_Written instruction_
Without the images, output each record below as it stands.

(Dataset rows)

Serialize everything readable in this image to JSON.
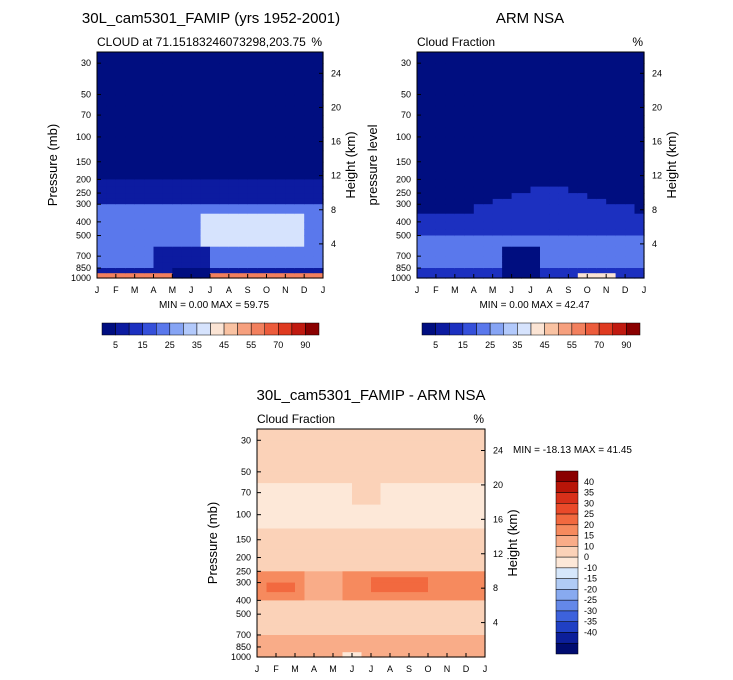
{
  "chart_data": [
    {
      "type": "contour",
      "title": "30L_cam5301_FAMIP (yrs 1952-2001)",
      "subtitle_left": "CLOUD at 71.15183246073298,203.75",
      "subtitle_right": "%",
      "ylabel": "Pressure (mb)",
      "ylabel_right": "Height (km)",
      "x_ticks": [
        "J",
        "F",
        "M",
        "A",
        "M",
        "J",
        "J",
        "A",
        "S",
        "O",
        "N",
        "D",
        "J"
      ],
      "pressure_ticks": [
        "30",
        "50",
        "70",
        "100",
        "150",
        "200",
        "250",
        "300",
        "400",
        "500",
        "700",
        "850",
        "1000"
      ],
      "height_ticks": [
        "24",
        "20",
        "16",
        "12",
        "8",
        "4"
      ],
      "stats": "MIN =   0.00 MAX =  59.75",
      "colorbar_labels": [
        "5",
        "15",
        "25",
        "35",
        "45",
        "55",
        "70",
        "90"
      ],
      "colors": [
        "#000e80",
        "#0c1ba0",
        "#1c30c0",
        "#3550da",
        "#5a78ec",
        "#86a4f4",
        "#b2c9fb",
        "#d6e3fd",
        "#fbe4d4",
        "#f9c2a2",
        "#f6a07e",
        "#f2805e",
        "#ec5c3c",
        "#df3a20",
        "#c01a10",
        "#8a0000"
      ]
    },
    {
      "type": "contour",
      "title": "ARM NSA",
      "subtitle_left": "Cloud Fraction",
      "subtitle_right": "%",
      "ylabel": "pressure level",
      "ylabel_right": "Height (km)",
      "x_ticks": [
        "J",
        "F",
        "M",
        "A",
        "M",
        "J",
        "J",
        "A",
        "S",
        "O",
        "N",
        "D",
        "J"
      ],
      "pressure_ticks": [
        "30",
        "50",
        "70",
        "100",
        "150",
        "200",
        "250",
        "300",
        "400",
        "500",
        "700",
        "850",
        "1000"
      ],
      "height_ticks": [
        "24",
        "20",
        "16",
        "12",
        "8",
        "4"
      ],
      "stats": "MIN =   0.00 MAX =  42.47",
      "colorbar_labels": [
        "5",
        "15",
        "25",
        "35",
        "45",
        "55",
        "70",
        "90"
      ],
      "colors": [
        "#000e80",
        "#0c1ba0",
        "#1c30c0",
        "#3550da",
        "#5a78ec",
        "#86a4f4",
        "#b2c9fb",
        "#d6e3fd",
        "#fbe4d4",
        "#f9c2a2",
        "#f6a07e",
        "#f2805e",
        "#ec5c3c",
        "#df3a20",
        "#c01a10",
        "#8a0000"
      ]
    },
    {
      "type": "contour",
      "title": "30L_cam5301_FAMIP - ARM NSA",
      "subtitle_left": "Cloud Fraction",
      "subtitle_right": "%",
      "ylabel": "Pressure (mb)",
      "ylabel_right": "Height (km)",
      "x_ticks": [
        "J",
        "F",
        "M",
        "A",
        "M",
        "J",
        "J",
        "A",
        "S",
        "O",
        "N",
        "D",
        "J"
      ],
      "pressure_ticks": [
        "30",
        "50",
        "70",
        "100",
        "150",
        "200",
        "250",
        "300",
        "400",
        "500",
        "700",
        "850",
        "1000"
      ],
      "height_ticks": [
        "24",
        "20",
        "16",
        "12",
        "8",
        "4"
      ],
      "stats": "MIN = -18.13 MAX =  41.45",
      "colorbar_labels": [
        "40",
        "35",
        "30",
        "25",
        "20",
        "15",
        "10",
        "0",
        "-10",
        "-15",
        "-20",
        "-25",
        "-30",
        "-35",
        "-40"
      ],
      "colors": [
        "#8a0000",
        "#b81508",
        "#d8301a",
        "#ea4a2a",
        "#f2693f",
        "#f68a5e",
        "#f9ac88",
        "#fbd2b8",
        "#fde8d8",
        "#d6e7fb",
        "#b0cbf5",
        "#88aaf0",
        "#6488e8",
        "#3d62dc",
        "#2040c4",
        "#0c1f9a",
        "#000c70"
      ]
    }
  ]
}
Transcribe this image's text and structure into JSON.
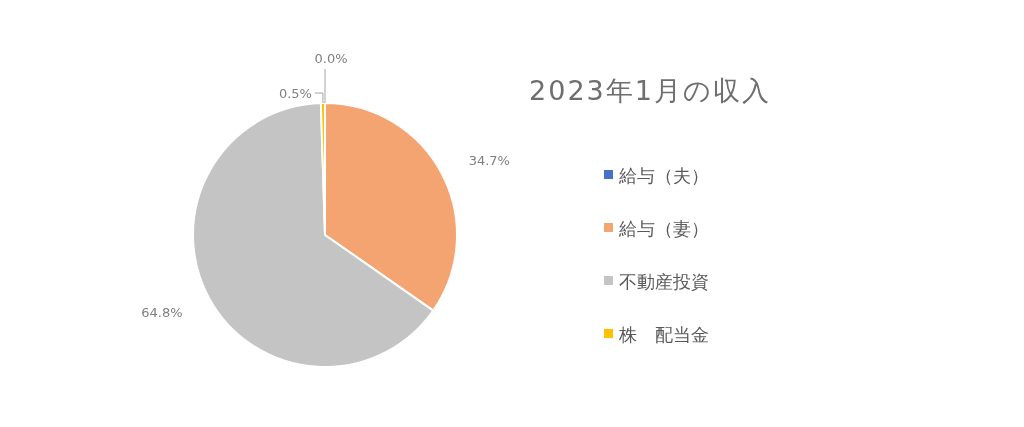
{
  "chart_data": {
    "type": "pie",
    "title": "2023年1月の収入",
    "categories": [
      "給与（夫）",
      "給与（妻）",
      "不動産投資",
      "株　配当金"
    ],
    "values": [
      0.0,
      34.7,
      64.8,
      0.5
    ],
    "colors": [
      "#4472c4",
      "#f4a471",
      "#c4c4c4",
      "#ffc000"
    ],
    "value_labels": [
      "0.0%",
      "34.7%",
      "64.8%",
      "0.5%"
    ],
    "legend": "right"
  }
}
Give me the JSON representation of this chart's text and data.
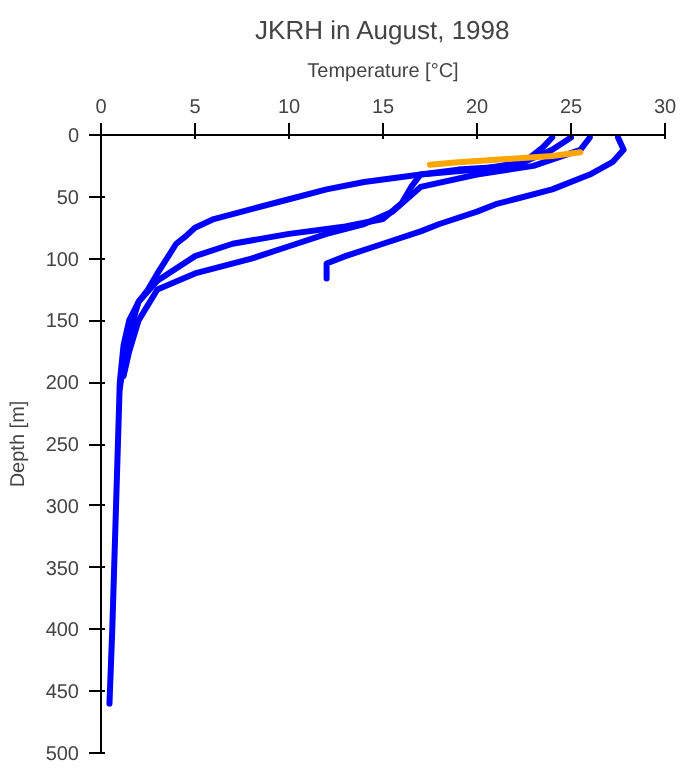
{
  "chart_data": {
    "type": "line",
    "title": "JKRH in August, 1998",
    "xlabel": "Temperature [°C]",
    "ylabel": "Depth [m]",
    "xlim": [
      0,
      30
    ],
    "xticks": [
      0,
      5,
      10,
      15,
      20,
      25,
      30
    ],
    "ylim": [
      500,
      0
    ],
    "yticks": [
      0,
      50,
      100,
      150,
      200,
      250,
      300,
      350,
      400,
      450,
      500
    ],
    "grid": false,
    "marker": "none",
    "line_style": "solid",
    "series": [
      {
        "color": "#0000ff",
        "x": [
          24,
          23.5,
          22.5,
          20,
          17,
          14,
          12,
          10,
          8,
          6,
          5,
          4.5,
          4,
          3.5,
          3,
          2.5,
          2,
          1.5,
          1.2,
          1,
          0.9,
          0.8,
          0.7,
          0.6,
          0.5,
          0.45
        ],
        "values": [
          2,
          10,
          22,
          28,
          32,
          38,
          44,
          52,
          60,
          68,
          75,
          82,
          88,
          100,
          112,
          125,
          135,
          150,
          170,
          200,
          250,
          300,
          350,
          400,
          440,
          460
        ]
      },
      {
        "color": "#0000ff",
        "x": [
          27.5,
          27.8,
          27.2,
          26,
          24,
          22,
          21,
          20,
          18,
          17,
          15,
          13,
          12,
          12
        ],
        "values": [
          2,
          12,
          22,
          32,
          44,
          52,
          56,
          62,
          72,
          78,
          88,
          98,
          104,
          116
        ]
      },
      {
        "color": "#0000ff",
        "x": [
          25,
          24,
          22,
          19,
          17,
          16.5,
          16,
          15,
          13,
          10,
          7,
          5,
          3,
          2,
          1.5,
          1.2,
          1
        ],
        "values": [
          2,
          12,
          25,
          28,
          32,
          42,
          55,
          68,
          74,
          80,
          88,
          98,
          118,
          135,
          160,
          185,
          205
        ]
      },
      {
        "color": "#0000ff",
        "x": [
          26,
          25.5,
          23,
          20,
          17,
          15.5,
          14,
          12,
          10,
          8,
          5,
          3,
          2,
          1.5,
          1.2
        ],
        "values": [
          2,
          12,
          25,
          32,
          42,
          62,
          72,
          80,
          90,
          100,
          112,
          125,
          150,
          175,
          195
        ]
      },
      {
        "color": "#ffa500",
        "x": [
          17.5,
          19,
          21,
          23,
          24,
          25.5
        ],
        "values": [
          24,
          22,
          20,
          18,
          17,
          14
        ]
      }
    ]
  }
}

_Exercise output_
Serialize everything readable in this image to JSON.
{
  "chart_data": [
    {
      "type": "contour",
      "title": "30L_cam5301_FAMIP (yrs 1952-2001)",
      "subtitle_left": "CLOUD at 71.15183246073298,203.75",
      "subtitle_right": "%",
      "ylabel": "Pressure (mb)",
      "ylabel_right": "Height (km)",
      "x_ticks": [
        "J",
        "F",
        "M",
        "A",
        "M",
        "J",
        "J",
        "A",
        "S",
        "O",
        "N",
        "D",
        "J"
      ],
      "pressure_ticks": [
        "30",
        "50",
        "70",
        "100",
        "150",
        "200",
        "250",
        "300",
        "400",
        "500",
        "700",
        "850",
        "1000"
      ],
      "height_ticks": [
        "24",
        "20",
        "16",
        "12",
        "8",
        "4"
      ],
      "stats": "MIN =   0.00 MAX =  59.75",
      "colorbar_labels": [
        "5",
        "15",
        "25",
        "35",
        "45",
        "55",
        "70",
        "90"
      ],
      "colors": [
        "#000e80",
        "#0c1ba0",
        "#1c30c0",
        "#3550da",
        "#5a78ec",
        "#86a4f4",
        "#b2c9fb",
        "#d6e3fd",
        "#fbe4d4",
        "#f9c2a2",
        "#f6a07e",
        "#f2805e",
        "#ec5c3c",
        "#df3a20",
        "#c01a10",
        "#8a0000"
      ]
    },
    {
      "type": "contour",
      "title": "ARM NSA",
      "subtitle_left": "Cloud Fraction",
      "subtitle_right": "%",
      "ylabel": "pressure level",
      "ylabel_right": "Height (km)",
      "x_ticks": [
        "J",
        "F",
        "M",
        "A",
        "M",
        "J",
        "J",
        "A",
        "S",
        "O",
        "N",
        "D",
        "J"
      ],
      "pressure_ticks": [
        "30",
        "50",
        "70",
        "100",
        "150",
        "200",
        "250",
        "300",
        "400",
        "500",
        "700",
        "850",
        "1000"
      ],
      "height_ticks": [
        "24",
        "20",
        "16",
        "12",
        "8",
        "4"
      ],
      "stats": "MIN =   0.00 MAX =  42.47",
      "colorbar_labels": [
        "5",
        "15",
        "25",
        "35",
        "45",
        "55",
        "70",
        "90"
      ],
      "colors": [
        "#000e80",
        "#0c1ba0",
        "#1c30c0",
        "#3550da",
        "#5a78ec",
        "#86a4f4",
        "#b2c9fb",
        "#d6e3fd",
        "#fbe4d4",
        "#f9c2a2",
        "#f6a07e",
        "#f2805e",
        "#ec5c3c",
        "#df3a20",
        "#c01a10",
        "#8a0000"
      ]
    },
    {
      "type": "contour",
      "title": "30L_cam5301_FAMIP - ARM NSA",
      "subtitle_left": "Cloud Fraction",
      "subtitle_right": "%",
      "ylabel": "Pressure (mb)",
      "ylabel_right": "Height (km)",
      "x_ticks": [
        "J",
        "F",
        "M",
        "A",
        "M",
        "J",
        "J",
        "A",
        "S",
        "O",
        "N",
        "D",
        "J"
      ],
      "pressure_ticks": [
        "30",
        "50",
        "70",
        "100",
        "150",
        "200",
        "250",
        "300",
        "400",
        "500",
        "700",
        "850",
        "1000"
      ],
      "height_ticks": [
        "24",
        "20",
        "16",
        "12",
        "8",
        "4"
      ],
      "stats": "MIN = -18.13 MAX =  41.45",
      "colorbar_labels": [
        "40",
        "35",
        "30",
        "25",
        "20",
        "15",
        "10",
        "0",
        "-10",
        "-15",
        "-20",
        "-25",
        "-30",
        "-35",
        "-40"
      ],
      "colors": [
        "#8a0000",
        "#b81508",
        "#d8301a",
        "#ea4a2a",
        "#f2693f",
        "#f68a5e",
        "#f9ac88",
        "#fbd2b8",
        "#fde8d8",
        "#d6e7fb",
        "#b0cbf5",
        "#88aaf0",
        "#6488e8",
        "#3d62dc",
        "#2040c4",
        "#0c1f9a",
        "#000c70"
      ]
    }
  ]
}
Transcribe this image's text and structure into JSON.
{
  "chart_data": {
    "type": "pie",
    "title": "2023年1月の収入",
    "categories": [
      "給与（夫）",
      "給与（妻）",
      "不動産投資",
      "株　配当金"
    ],
    "values": [
      0.0,
      34.7,
      64.8,
      0.5
    ],
    "colors": [
      "#4472c4",
      "#f4a471",
      "#c4c4c4",
      "#ffc000"
    ],
    "value_labels": [
      "0.0%",
      "34.7%",
      "64.8%",
      "0.5%"
    ],
    "legend": "right"
  }
}
Give me the JSON representation of this chart's text and data.
{
  "chart_data": {
    "type": "line",
    "title": "JKRH in August, 1998",
    "xlabel": "Temperature [°C]",
    "ylabel": "Depth [m]",
    "xlim": [
      0,
      30
    ],
    "xticks": [
      0,
      5,
      10,
      15,
      20,
      25,
      30
    ],
    "ylim": [
      500,
      0
    ],
    "yticks": [
      0,
      50,
      100,
      150,
      200,
      250,
      300,
      350,
      400,
      450,
      500
    ],
    "grid": false,
    "marker": "none",
    "line_style": "solid",
    "series": [
      {
        "color": "#0000ff",
        "x": [
          24,
          23.5,
          22.5,
          20,
          17,
          14,
          12,
          10,
          8,
          6,
          5,
          4.5,
          4,
          3.5,
          3,
          2.5,
          2,
          1.5,
          1.2,
          1,
          0.9,
          0.8,
          0.7,
          0.6,
          0.5,
          0.45
        ],
        "values": [
          2,
          10,
          22,
          28,
          32,
          38,
          44,
          52,
          60,
          68,
          75,
          82,
          88,
          100,
          112,
          125,
          135,
          150,
          170,
          200,
          250,
          300,
          350,
          400,
          440,
          460
        ]
      },
      {
        "color": "#0000ff",
        "x": [
          27.5,
          27.8,
          27.2,
          26,
          24,
          22,
          21,
          20,
          18,
          17,
          15,
          13,
          12,
          12
        ],
        "values": [
          2,
          12,
          22,
          32,
          44,
          52,
          56,
          62,
          72,
          78,
          88,
          98,
          104,
          116
        ]
      },
      {
        "color": "#0000ff",
        "x": [
          25,
          24,
          22,
          19,
          17,
          16.5,
          16,
          15,
          13,
          10,
          7,
          5,
          3,
          2,
          1.5,
          1.2,
          1
        ],
        "values": [
          2,
          12,
          25,
          28,
          32,
          42,
          55,
          68,
          74,
          80,
          88,
          98,
          118,
          135,
          160,
          185,
          205
        ]
      },
      {
        "color": "#0000ff",
        "x": [
          26,
          25.5,
          23,
          20,
          17,
          15.5,
          14,
          12,
          10,
          8,
          5,
          3,
          2,
          1.5,
          1.2
        ],
        "values": [
          2,
          12,
          25,
          32,
          42,
          62,
          72,
          80,
          90,
          100,
          112,
          125,
          150,
          175,
          195
        ]
      },
      {
        "color": "#ffa500",
        "x": [
          17.5,
          19,
          21,
          23,
          24,
          25.5
        ],
        "values": [
          24,
          22,
          20,
          18,
          17,
          14
        ]
      }
    ]
  }
}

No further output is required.